Exercise objective →
Using the entries below, output exactly the line containing "Type out the text in this image." and all lines that follow it to the end.

Available records →
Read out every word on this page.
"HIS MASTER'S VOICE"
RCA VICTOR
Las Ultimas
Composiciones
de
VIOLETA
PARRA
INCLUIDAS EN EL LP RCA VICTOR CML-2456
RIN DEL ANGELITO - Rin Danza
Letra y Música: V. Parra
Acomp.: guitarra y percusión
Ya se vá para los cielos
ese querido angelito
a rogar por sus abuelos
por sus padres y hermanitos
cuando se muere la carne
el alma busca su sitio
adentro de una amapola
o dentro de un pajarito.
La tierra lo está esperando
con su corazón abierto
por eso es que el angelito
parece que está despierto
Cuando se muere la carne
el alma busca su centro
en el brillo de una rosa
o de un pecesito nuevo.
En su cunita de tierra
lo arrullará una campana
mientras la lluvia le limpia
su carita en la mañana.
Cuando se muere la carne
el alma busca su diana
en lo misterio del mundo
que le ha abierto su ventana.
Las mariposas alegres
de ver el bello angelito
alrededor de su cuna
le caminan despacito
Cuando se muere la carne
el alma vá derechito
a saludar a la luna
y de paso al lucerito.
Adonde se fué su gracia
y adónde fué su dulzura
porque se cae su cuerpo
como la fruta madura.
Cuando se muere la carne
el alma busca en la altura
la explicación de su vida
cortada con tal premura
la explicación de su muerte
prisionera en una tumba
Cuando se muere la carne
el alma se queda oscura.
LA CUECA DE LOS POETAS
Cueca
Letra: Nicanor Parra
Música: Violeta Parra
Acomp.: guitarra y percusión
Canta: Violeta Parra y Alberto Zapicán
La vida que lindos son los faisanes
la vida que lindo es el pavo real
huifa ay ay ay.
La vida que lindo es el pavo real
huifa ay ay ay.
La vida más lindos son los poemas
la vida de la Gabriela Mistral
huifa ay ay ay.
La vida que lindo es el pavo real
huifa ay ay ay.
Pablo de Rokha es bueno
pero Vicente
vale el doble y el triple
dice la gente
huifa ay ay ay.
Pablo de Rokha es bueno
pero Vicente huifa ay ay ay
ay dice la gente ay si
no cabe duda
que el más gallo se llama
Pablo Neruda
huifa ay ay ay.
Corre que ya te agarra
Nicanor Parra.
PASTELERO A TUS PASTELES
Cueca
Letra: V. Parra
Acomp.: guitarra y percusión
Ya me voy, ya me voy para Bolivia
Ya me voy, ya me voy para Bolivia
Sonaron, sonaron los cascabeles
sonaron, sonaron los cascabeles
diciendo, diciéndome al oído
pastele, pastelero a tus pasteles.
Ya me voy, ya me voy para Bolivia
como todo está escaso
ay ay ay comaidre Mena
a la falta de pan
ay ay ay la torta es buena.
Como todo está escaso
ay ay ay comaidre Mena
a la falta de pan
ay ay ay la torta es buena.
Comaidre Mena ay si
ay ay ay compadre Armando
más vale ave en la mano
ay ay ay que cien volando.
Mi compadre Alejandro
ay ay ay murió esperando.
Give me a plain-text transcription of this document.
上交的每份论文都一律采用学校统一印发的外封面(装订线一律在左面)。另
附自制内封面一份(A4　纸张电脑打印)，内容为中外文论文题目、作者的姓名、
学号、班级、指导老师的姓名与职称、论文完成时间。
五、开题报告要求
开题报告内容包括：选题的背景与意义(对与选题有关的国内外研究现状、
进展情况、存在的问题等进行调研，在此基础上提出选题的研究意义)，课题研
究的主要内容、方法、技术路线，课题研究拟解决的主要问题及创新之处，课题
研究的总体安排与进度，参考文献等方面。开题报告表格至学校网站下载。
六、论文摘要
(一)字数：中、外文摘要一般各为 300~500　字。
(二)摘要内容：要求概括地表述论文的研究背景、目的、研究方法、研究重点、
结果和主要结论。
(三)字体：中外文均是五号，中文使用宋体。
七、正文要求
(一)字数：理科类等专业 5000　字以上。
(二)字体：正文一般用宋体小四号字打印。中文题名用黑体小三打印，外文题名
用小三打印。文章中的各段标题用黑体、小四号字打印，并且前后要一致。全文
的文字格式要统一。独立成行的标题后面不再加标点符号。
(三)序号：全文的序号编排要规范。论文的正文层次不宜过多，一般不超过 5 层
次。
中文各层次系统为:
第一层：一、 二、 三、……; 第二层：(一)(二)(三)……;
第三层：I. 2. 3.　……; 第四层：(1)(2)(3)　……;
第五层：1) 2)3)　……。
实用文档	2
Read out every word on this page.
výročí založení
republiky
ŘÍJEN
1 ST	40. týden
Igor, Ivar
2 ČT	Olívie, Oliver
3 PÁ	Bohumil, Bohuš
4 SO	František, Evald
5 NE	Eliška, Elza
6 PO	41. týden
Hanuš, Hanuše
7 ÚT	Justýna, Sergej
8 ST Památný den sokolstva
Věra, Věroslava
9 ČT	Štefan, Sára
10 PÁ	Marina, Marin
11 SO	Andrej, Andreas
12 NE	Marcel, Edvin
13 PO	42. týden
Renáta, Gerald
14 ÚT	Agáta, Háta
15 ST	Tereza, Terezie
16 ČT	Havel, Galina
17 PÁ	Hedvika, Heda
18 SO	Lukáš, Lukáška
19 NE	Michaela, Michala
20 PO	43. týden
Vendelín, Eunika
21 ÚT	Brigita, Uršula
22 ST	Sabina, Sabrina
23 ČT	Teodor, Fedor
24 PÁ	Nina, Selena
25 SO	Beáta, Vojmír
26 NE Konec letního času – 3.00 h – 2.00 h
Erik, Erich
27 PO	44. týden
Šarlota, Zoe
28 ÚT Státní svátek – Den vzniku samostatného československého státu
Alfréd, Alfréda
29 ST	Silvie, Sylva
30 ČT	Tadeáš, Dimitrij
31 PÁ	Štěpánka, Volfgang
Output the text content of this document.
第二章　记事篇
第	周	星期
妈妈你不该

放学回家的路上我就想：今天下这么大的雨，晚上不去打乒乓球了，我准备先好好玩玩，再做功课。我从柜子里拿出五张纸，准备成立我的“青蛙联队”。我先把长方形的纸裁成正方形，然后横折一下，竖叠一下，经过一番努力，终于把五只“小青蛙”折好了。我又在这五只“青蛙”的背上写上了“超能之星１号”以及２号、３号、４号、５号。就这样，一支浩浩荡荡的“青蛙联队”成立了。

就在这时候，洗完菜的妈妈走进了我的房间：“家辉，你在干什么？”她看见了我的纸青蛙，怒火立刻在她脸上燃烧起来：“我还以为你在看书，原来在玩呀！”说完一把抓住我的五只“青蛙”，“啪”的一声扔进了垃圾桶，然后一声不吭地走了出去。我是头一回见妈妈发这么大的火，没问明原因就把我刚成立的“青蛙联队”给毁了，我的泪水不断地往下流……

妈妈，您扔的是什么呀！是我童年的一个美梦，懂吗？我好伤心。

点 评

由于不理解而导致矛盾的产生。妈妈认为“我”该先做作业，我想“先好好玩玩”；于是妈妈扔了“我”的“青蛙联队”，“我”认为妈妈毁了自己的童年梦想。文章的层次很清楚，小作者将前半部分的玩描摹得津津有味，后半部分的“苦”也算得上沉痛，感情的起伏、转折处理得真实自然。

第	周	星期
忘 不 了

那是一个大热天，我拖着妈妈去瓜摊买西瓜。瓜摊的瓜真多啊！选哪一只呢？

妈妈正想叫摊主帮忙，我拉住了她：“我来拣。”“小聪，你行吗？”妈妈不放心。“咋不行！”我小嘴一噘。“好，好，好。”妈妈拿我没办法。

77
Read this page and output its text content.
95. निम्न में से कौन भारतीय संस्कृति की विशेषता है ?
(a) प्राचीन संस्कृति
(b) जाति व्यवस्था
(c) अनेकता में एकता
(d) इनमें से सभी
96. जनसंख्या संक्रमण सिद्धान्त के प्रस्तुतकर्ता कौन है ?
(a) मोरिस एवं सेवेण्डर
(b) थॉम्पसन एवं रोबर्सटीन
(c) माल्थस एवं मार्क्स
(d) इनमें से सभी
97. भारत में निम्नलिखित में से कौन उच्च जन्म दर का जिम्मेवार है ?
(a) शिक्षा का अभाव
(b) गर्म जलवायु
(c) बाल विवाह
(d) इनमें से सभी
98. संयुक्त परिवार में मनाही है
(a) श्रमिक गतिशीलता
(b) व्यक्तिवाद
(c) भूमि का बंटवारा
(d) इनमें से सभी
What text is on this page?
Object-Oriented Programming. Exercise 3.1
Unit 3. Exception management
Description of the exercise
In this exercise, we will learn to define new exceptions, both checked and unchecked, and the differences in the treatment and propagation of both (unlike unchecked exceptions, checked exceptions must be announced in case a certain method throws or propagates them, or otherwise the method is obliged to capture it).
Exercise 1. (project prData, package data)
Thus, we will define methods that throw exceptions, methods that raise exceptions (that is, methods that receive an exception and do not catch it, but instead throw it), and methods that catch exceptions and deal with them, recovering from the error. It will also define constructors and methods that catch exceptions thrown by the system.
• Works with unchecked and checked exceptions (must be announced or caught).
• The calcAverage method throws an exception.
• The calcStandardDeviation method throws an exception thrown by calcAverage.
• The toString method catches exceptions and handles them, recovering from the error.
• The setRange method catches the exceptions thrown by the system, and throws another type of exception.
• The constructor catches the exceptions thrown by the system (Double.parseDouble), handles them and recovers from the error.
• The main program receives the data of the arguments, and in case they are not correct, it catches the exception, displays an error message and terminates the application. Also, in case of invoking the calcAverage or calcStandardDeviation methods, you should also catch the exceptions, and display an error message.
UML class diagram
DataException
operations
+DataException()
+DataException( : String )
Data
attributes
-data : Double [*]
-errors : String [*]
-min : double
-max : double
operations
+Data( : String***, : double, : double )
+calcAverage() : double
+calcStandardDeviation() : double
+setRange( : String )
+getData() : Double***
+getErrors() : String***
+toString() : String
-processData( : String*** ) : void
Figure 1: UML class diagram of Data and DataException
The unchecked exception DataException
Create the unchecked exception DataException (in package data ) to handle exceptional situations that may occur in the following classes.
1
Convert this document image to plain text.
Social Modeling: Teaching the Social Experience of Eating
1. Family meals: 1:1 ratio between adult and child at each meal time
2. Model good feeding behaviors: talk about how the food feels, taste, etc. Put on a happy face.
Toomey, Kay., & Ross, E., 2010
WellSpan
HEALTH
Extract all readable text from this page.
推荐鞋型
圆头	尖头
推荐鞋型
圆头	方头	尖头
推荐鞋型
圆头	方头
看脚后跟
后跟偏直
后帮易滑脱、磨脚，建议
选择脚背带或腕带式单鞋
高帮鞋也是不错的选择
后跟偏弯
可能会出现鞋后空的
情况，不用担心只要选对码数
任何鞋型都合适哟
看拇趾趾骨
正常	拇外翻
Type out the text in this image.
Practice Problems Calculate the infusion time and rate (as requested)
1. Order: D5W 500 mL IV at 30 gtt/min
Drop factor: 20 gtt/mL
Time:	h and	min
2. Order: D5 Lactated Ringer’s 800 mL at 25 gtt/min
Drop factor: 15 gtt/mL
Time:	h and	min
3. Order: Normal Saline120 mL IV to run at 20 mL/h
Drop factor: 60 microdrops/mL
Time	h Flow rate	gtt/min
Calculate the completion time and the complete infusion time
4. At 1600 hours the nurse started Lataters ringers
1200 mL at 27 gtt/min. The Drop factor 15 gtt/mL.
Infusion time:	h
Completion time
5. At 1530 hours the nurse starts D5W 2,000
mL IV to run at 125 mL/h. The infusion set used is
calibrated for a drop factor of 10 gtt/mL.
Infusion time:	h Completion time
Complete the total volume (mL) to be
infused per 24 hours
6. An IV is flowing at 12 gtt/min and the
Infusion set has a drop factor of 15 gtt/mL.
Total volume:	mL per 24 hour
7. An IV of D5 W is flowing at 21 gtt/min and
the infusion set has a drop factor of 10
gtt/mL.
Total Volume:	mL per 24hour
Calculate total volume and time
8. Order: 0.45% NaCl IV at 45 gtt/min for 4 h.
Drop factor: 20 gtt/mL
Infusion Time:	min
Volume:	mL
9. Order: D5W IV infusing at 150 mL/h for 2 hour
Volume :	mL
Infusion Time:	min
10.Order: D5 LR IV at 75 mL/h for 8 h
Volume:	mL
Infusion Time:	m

Completed task →
Type out the text in this image.
Practice Problems Calculate the infusion time and rate (as requested)
1. Order: D5W 500 mL IV at 30 gtt/min
Drop factor: 20 gtt/mL
Time:	h and	min
2. Order: D5 Lactated Ringer’s 800 mL at 25 gtt/min
Drop factor: 15 gtt/mL
Time:	h and	min
3. Order: Normal Saline120 mL IV to run at 20 mL/h
Drop factor: 60 microdrops/mL
Time	h Flow rate	gtt/min
Calculate the completion time and the complete infusion time
4. At 1600 hours the nurse started Lataters ringers
1200 mL at 27 gtt/min. The Drop factor 15 gtt/mL.
Infusion time:	h
Completion time
5. At 1530 hours the nurse starts D5W 2,000
mL IV to run at 125 mL/h. The infusion set used is
calibrated for a drop factor of 10 gtt/mL.
Infusion time:	h Completion time
Complete the total volume (mL) to be
infused per 24 hours
6. An IV is flowing at 12 gtt/min and the
Infusion set has a drop factor of 15 gtt/mL.
Total volume:	mL per 24 hour
7. An IV of D5 W is flowing at 21 gtt/min and
the infusion set has a drop factor of 10
gtt/mL.
Total Volume:	mL per 24hour
Calculate total volume and time
8. Order: 0.45% NaCl IV at 45 gtt/min for 4 h.
Drop factor: 20 gtt/mL
Infusion Time:	min
Volume:	mL
9. Order: D5W IV infusing at 150 mL/h for 2 hour
Volume :	mL
Infusion Time:	min
10.Order: D5 LR IV at 75 mL/h for 8 h
Volume:	mL
Infusion Time:	m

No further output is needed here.